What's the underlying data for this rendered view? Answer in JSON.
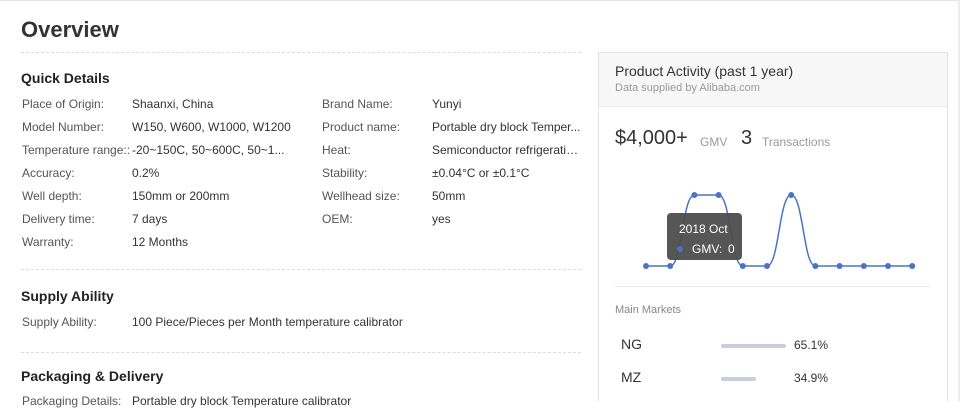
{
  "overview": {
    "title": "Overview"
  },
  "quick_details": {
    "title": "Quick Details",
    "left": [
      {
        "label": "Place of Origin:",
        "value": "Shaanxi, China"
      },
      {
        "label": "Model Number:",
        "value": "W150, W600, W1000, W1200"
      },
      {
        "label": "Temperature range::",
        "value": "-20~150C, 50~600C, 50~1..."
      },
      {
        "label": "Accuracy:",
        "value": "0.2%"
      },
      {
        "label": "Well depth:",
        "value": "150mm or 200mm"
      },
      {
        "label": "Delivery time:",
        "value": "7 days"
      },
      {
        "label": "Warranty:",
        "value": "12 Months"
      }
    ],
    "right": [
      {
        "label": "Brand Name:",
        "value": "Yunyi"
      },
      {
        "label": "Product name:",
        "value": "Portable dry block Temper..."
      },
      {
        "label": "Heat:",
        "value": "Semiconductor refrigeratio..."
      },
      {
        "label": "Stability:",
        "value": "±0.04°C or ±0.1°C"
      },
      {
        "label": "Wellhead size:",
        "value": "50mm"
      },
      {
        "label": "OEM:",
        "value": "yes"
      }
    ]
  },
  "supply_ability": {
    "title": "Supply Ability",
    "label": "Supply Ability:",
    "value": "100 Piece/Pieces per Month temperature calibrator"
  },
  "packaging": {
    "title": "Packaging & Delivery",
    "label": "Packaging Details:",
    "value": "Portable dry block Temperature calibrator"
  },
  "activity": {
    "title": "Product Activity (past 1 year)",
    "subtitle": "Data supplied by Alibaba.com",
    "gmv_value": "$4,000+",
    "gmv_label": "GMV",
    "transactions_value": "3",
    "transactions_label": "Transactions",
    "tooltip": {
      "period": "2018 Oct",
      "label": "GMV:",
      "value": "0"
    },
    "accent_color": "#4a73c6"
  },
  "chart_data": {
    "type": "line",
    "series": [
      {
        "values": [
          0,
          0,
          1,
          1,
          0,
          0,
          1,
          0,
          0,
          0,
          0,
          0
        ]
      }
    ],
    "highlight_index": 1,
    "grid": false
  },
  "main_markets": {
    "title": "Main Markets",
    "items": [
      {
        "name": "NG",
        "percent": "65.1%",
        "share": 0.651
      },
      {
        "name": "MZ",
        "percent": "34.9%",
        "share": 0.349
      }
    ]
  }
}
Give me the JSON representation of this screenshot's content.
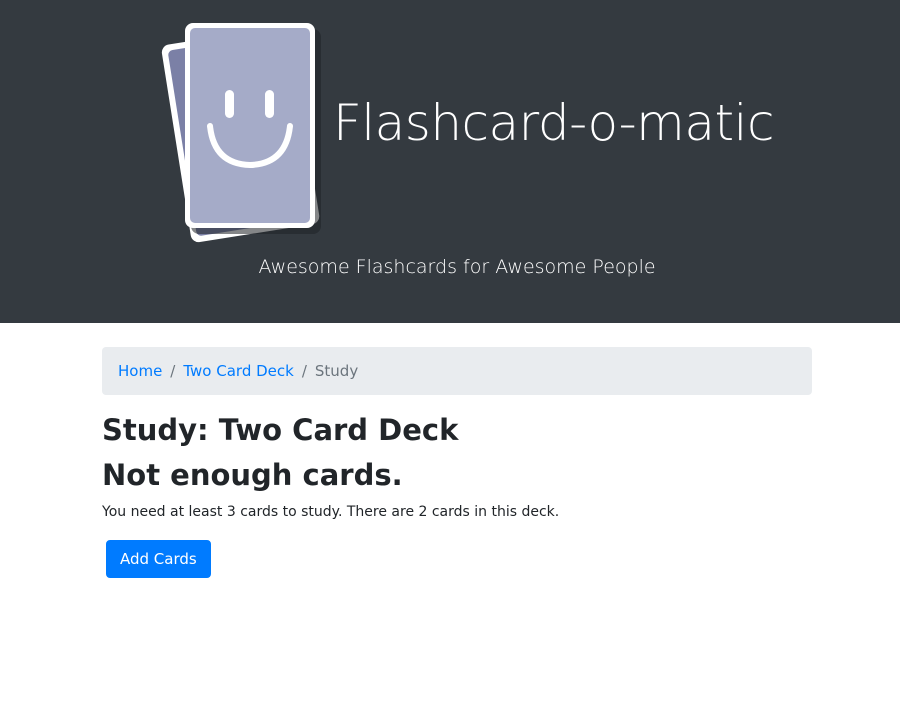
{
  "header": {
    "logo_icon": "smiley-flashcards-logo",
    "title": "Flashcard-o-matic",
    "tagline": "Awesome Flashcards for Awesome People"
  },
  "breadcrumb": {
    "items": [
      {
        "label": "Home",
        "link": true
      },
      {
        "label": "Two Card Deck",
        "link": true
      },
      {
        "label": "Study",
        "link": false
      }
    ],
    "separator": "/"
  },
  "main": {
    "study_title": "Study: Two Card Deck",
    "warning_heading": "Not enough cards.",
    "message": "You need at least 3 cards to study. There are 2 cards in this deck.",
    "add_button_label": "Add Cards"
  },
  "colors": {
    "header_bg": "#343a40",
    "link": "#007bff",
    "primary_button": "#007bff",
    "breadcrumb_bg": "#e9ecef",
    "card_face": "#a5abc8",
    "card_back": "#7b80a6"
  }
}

● ● ● ●

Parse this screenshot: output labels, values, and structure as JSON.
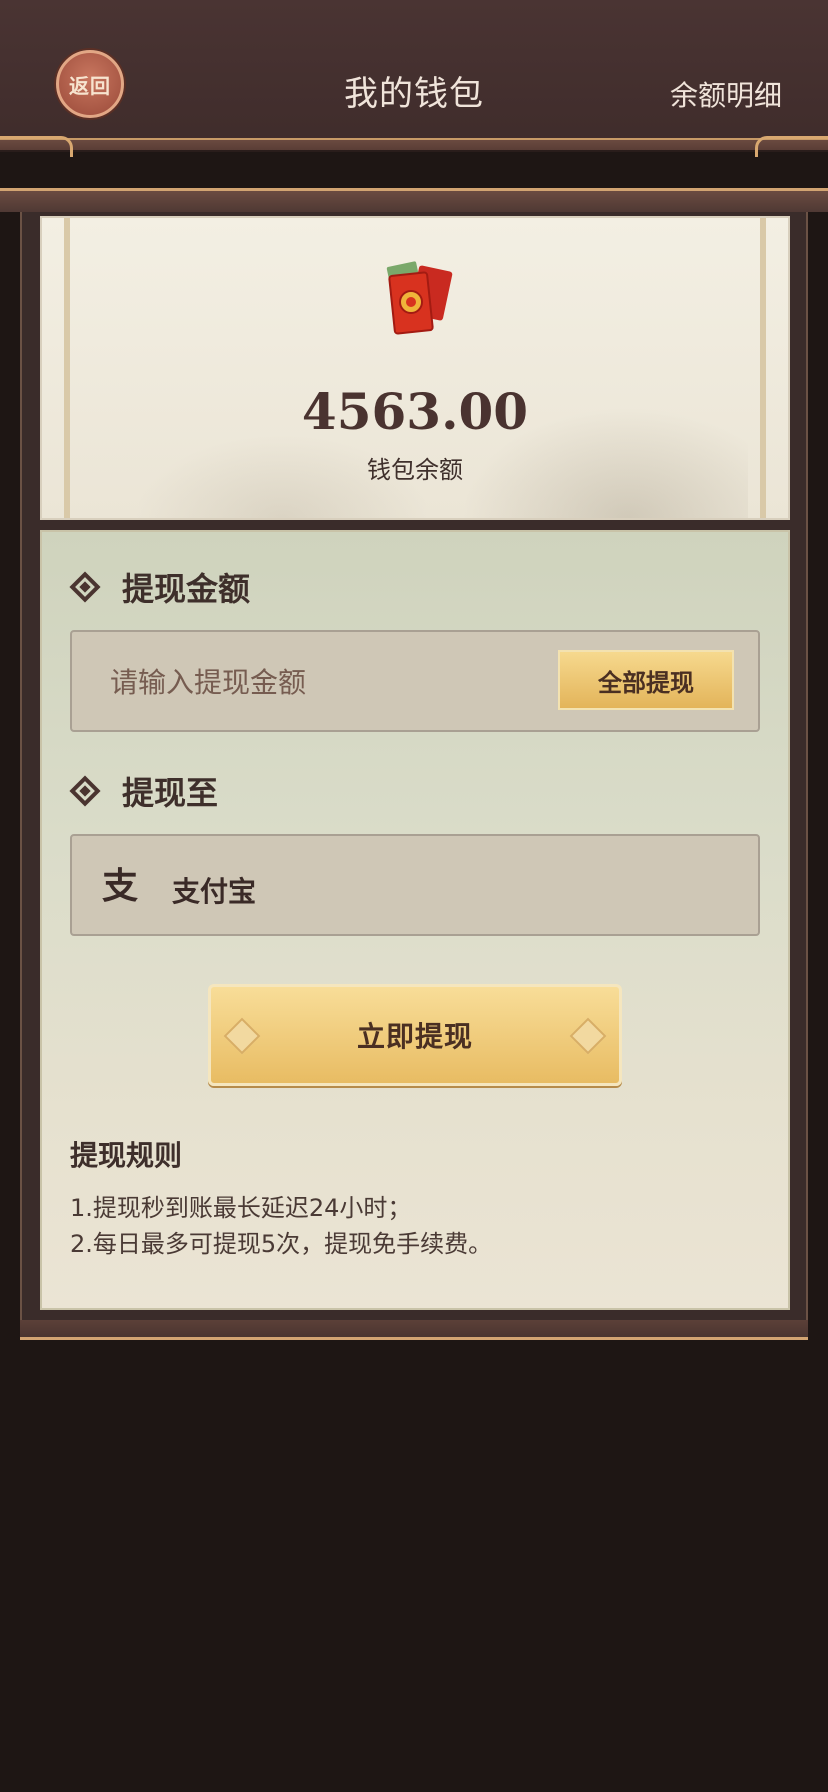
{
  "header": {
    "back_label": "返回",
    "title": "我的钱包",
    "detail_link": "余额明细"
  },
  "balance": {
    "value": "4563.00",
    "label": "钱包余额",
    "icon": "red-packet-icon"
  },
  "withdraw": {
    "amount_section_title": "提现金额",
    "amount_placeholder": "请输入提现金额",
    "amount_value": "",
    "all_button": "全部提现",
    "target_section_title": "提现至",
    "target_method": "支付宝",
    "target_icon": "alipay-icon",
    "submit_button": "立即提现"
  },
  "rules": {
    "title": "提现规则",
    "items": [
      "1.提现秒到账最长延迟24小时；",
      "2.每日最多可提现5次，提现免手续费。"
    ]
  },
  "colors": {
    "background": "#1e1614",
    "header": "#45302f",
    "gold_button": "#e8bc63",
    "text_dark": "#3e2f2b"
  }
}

● ● ● ●

# Directions:
Give a single number: the count of lines above that include the word "block".

# Complete response:
2